Data records
◆ ◆ ◆

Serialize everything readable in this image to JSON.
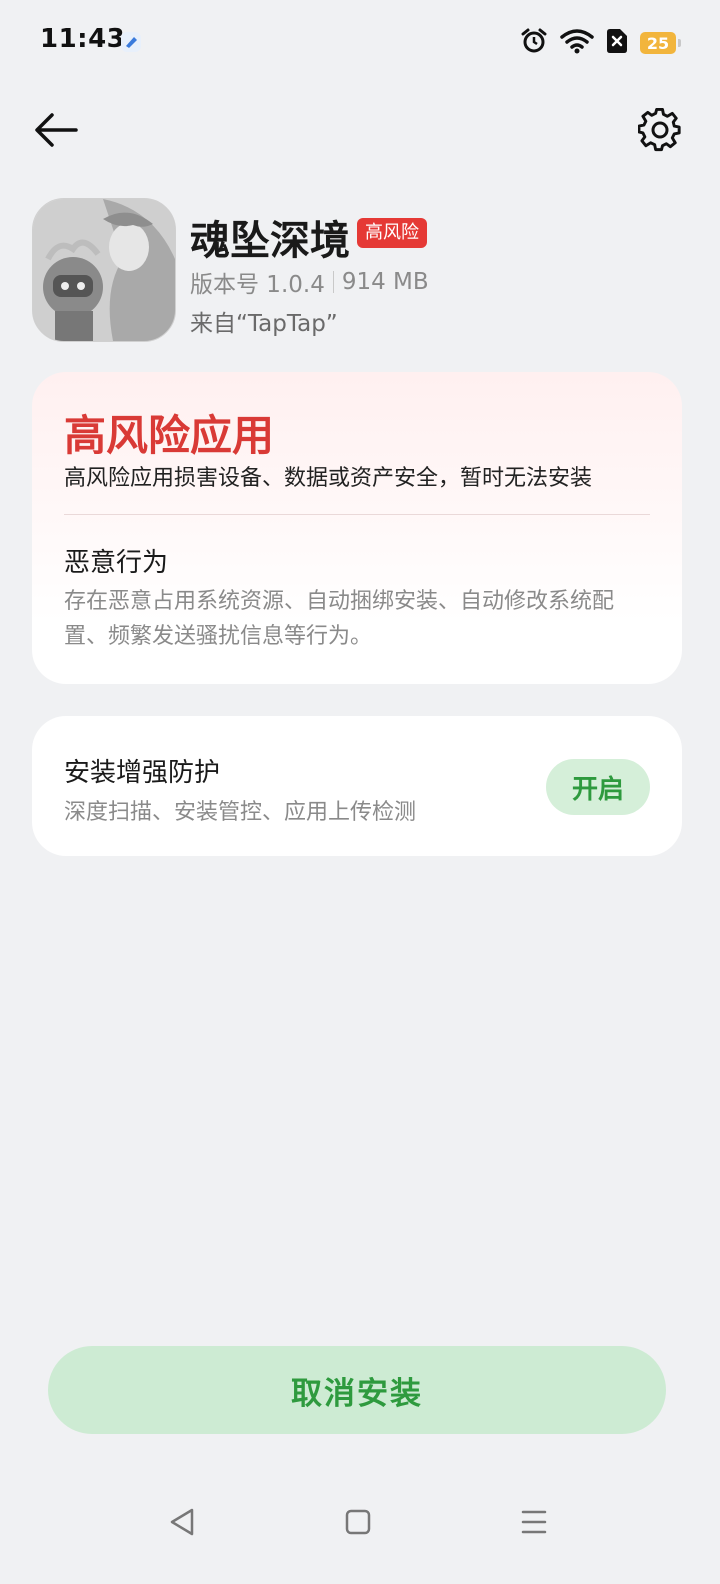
{
  "status_bar": {
    "time": "11:43",
    "battery": "25",
    "icons": [
      "app-notification-icon",
      "alarm-icon",
      "wifi-icon",
      "sim-off-icon",
      "battery-icon"
    ]
  },
  "header": {
    "back_icon": "back-arrow-icon",
    "settings_icon": "gear-icon"
  },
  "app": {
    "name": "魂坠深境",
    "risk_badge": "高风险",
    "version": "版本号 1.0.4",
    "size": "914 MB",
    "source": "来自“TapTap”"
  },
  "risk_card": {
    "title": "高风险应用",
    "description": "高风险应用损害设备、数据或资产安全，暂时无法安装",
    "behavior_title": "恶意行为",
    "behavior_description": "存在恶意占用系统资源、自动捆绑安装、自动修改系统配置、频繁发送骚扰信息等行为。"
  },
  "protection": {
    "title": "安装增强防护",
    "description": "深度扫描、安装管控、应用上传检测",
    "enable_label": "开启"
  },
  "actions": {
    "cancel_label": "取消安装"
  },
  "nav_bar": {
    "icons": [
      "nav-back-icon",
      "nav-home-icon",
      "nav-menu-icon"
    ]
  },
  "colors": {
    "danger": "#d93a36",
    "badge": "#e53935",
    "accent_green": "#2e9a3e",
    "green_bg": "#cdebd3",
    "background": "#f0f1f3"
  }
}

◆ ◆ ◆

**TASK TO CARRY OUT:** Output a faithful copy of the data, with each picture left out.

**OUTPUT OF THE TASK:**
Serialize everything readable in this image to JSON.
{
  "status_bar": {
    "time": "11:43",
    "battery": "25",
    "icons": [
      "app-notification-icon",
      "alarm-icon",
      "wifi-icon",
      "sim-off-icon",
      "battery-icon"
    ]
  },
  "header": {
    "back_icon": "back-arrow-icon",
    "settings_icon": "gear-icon"
  },
  "app": {
    "name": "魂坠深境",
    "risk_badge": "高风险",
    "version": "版本号 1.0.4",
    "size": "914 MB",
    "source": "来自“TapTap”"
  },
  "risk_card": {
    "title": "高风险应用",
    "description": "高风险应用损害设备、数据或资产安全，暂时无法安装",
    "behavior_title": "恶意行为",
    "behavior_description": "存在恶意占用系统资源、自动捆绑安装、自动修改系统配置、频繁发送骚扰信息等行为。"
  },
  "protection": {
    "title": "安装增强防护",
    "description": "深度扫描、安装管控、应用上传检测",
    "enable_label": "开启"
  },
  "actions": {
    "cancel_label": "取消安装"
  },
  "nav_bar": {
    "icons": [
      "nav-back-icon",
      "nav-home-icon",
      "nav-menu-icon"
    ]
  },
  "colors": {
    "danger": "#d93a36",
    "badge": "#e53935",
    "accent_green": "#2e9a3e",
    "green_bg": "#cdebd3",
    "background": "#f0f1f3"
  }
}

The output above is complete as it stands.